What to do:
1. Please reproduce the part of the Carbonado FAQ starting with "Carbonado uses shutdown" and going on through "recovery upon restart.".
2. Resume the Carbonado FAQ after its last sentence and keep it going.

Excerpted passage:
What happens when a Carbonado process is killed while in the middle of a transaction?

Carbonado uses shutdown hooks to make sure that all in progress transactions are properly rolled back. If you hard-kill a process (kill -9), then the shutdown won't get run. This can cause a problem when using BDB, and db_recover must be run to prevent future data corruption. BDB-JE is not affected, however, as it automatically runs recovery upon restart.

How do I bootstrap a replicated repository?

By running a resync operation programmatically. The ReplicatedRepository has a ResyncCapability which has a single method named "resync". It accepts a Storable class type, a throttle parameter, and an optional filter. Consult the Javadocs for more info.

In your application you might find it convenient to add an administrative command to invoke the resync operation. This makes it easy to repair any inconsistencies that might arise over time.

I sometimes see lock timeout errors and deadlocks, what is going on?

A lock timeout may be caused by an operation that for whatever reason took too long, or it may also indicate a deadlock. By default, Carbonado uses a lock timeout of 0.5 seconds for BDB based repositories. It can be changed by calling setLockTimeout on the repository builder.

Deadlocks may be caused by:

  1. Application lock acquisition order
  2. BDB page split
  3. Index update

In the first case, applications usually cause deadlock situations by updating a record within the same transaction that previously read it. This causes the read lock to be upgraded to a write lock, which is inherently deadlock prone. To prevent this problem, switch the transaction to update mode. This causes all acquired read locks to be upgradable, usually by acquiring a write lock from the start.

Another cause of this deadlock is when you iterate over a cursor, updating entries as you go. To resolve this, either copy the cursor entries to a list first, or operate within a transaction which is in update mode.

The second case, BDB page split, is a problem in the regular BDB product. It is not a problem with BDB-JE. When inserting records into a BDB, it may need to rebalance the b-tree structure. It does this by splitting a leaf node and updating the parent node. To update the parent node, a write lock must be acquired but another thread might have a read lock on it while trying to lock the leaf node being split.

[Item position entries]
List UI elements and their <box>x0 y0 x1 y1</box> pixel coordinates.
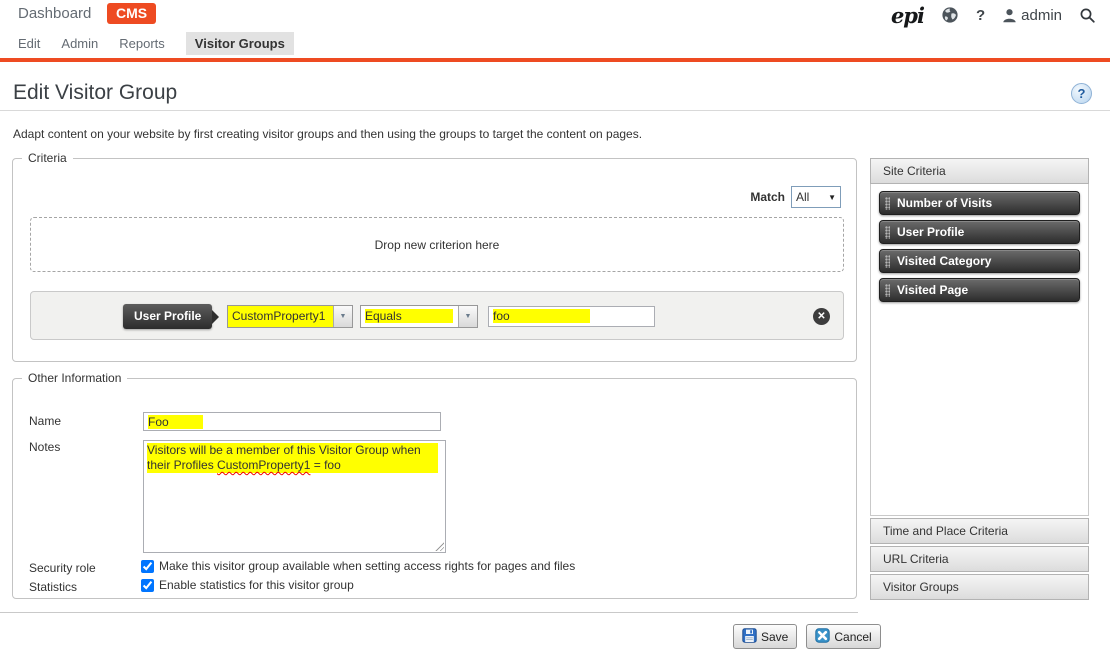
nav-item-admin[interactable]: Admin <box>61 36 98 51</box>
security-role-text: Make this visitor group available when s… <box>159 559 575 573</box>
drag-item-label: Visited Page <box>897 283 968 297</box>
user-menu[interactable]: admin <box>1002 7 1062 24</box>
chevron-down-icon: ▼ <box>333 306 352 327</box>
criteria-fieldset: Criteria Match All ▼ Drop new criterion … <box>12 151 857 362</box>
match-label: Match <box>750 190 785 204</box>
statistics-row: Enable statistics for this visitor group <box>141 578 354 592</box>
drag-handle-icon <box>885 255 890 268</box>
top-bar: Dashboard CMS epi ? ad <box>0 0 1110 30</box>
search-icon[interactable] <box>1079 7 1096 24</box>
other-information-fieldset: Other Information Name Foo Notes Visitor… <box>12 371 857 599</box>
criterion-value-input[interactable]: foo <box>488 306 655 327</box>
nav-item-visitor-groups[interactable]: Visitor Groups <box>186 32 294 55</box>
security-role-row: Make this visitor group available when s… <box>141 559 575 573</box>
draggable-number-of-visits[interactable]: Number of Visits <box>879 191 1080 215</box>
accordion-site-criteria[interactable]: Site Criteria <box>870 158 1089 184</box>
accent-divider <box>0 58 1110 62</box>
statistics-checkbox[interactable] <box>141 579 154 592</box>
accordion-time-and-place-criteria[interactable]: Time and Place Criteria <box>870 518 1089 544</box>
drag-item-label: Visited Category <box>897 254 991 268</box>
page-description: Adapt content on your website by first c… <box>13 127 642 141</box>
accordion-visitor-groups[interactable]: Visitor Groups <box>870 574 1089 600</box>
dashboard-link[interactable]: Dashboard <box>18 5 91 22</box>
draggable-user-profile[interactable]: User Profile <box>879 220 1080 244</box>
chevron-down-icon: ▼ <box>458 306 477 327</box>
criterion-value-text: foo <box>493 309 590 323</box>
name-value: Foo <box>148 415 203 429</box>
criterion-dropzone[interactable]: Drop new criterion here <box>30 217 844 272</box>
title-divider <box>0 110 1110 111</box>
actions-divider <box>0 612 858 613</box>
operator-select-value: Equals <box>365 309 453 323</box>
page-title: Edit Visitor Group <box>13 81 177 105</box>
drag-item-label: Number of Visits <box>897 196 992 210</box>
context-help-icon[interactable]: ? <box>1071 83 1092 104</box>
operator-select[interactable]: Equals ▼ <box>360 305 478 328</box>
other-information-legend: Other Information <box>22 371 127 385</box>
draggable-visited-category[interactable]: Visited Category <box>879 249 1080 273</box>
property-select[interactable]: CustomProperty1 ▼ <box>227 305 353 328</box>
match-row: Match All ▼ <box>750 186 841 208</box>
drag-item-label: User Profile <box>897 225 964 239</box>
criterion-row: User Profile CustomProperty1 ▼ Equals ▼ … <box>30 291 844 340</box>
criteria-legend: Criteria <box>22 151 73 165</box>
match-select[interactable]: All ▼ <box>791 186 841 208</box>
statistics-text: Enable statistics for this visitor group <box>159 578 354 592</box>
nav-item-edit[interactable]: Edit <box>18 36 40 51</box>
match-select-value: All <box>796 190 809 204</box>
help-link[interactable]: ? <box>976 7 985 24</box>
accordion-url-criteria[interactable]: URL Criteria <box>870 546 1089 572</box>
notes-label: Notes <box>29 440 60 454</box>
epi-logo: epi <box>891 3 924 28</box>
name-input[interactable]: Foo <box>143 412 441 431</box>
notes-line-1: Visitors will be a member of this Visito… <box>147 443 438 458</box>
dropzone-text: Drop new criterion here <box>375 238 500 252</box>
drag-handle-icon <box>885 197 890 210</box>
misspelled-word: CustomProperty1 <box>217 458 310 472</box>
chevron-down-icon: ▼ <box>828 193 836 202</box>
statistics-label: Statistics <box>29 580 77 594</box>
save-icon <box>742 628 757 646</box>
cms-nav: Edit Admin Reports Visitor Groups <box>18 31 294 55</box>
drag-handle-icon <box>885 226 890 239</box>
username-label: admin <box>1021 7 1062 24</box>
property-select-value: CustomProperty1 <box>228 306 333 327</box>
edit-visitor-group-page: Dashboard CMS epi ? ad <box>0 0 1110 660</box>
globe-icon[interactable] <box>941 6 959 24</box>
draggable-visited-page[interactable]: Visited Page <box>879 278 1080 302</box>
cancel-button-label: Cancel <box>834 630 871 644</box>
remove-criterion-icon[interactable]: ✕ <box>813 308 830 325</box>
save-button-label: Save <box>761 630 788 644</box>
criterion-type-tag[interactable]: User Profile <box>123 304 212 329</box>
notes-line-2: their Profiles CustomProperty1 = foo <box>147 458 438 473</box>
user-icon <box>1002 8 1017 23</box>
name-label: Name <box>29 414 61 428</box>
criteria-sidebar: Site Criteria Number of Visits User Prof… <box>870 158 1089 600</box>
textarea-resize-handle[interactable] <box>434 541 444 551</box>
cancel-button[interactable]: Cancel <box>806 624 880 649</box>
site-criteria-panel: Number of Visits User Profile Visited Ca… <box>870 184 1089 516</box>
nav-item-reports[interactable]: Reports <box>119 36 165 51</box>
action-buttons: Save Cancel <box>733 624 881 649</box>
security-role-checkbox[interactable] <box>141 560 154 573</box>
notes-highlighted-text: Visitors will be a member of this Visito… <box>147 443 438 473</box>
security-role-label: Security role <box>29 561 96 575</box>
save-button[interactable]: Save <box>733 624 797 649</box>
collapsed-panels: Time and Place Criteria URL Criteria Vis… <box>870 518 1089 600</box>
top-right-cluster: epi ? admin <box>891 1 1096 29</box>
notes-textarea[interactable]: Visitors will be a member of this Visito… <box>143 440 446 553</box>
cms-tab[interactable]: CMS <box>107 3 156 24</box>
cancel-icon <box>815 628 830 646</box>
drag-handle-icon <box>885 284 890 297</box>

Results of the tasks:
1.
Carbonado uses shutdown hooks to make sure that all in progress transactions are properly rolled back. If you hard-kill a process (kill -9), then the shutdown won't get run. This can cause a problem when using BDB, and db_recover must be run to prevent future data corruption. BDB-JE is not affected, however, as it automatically runs recovery upon restart.

2.
There is no good solution to the BDB page split deadlock. Instead, your application must be coded to catch deadlocks are retry transactions. They are more common when filling up a new BDB.

The third case, index updates, is caused by updating a record while another thread is using the index for finding the record. Carbonado's indexing strategy can be coded to defer index updates when this happens, but it currently does not. In the meantime, there is no general solution.

Lock timeouts (or locks not granted) may be caused by:

  1. Failing to exit all transactions
  2. Open cursors with REPEATABLE_READ isolation
  3. Heavy concurrency

If any transactions are left open, then any locks it acquired don't get released. Over time the database lock table fills up. When using BDB, the "db_stat -c" command can show information on the lock table. Running "db_recover" can clear any stuck locks. To avoid this problem, always run transactions within a try-finally statement and exit the transaction in the finally section.

By default, BDB transactions have REPEATABLE_READ isolation level. This means that all locks acquired when iterating cursors within the transaction are not released until the transaction exits. This can cause the lock table to fill up. To work around this, enter the transaction with an explicit isolation level of READ_COMMITTED which releases read locks sooner.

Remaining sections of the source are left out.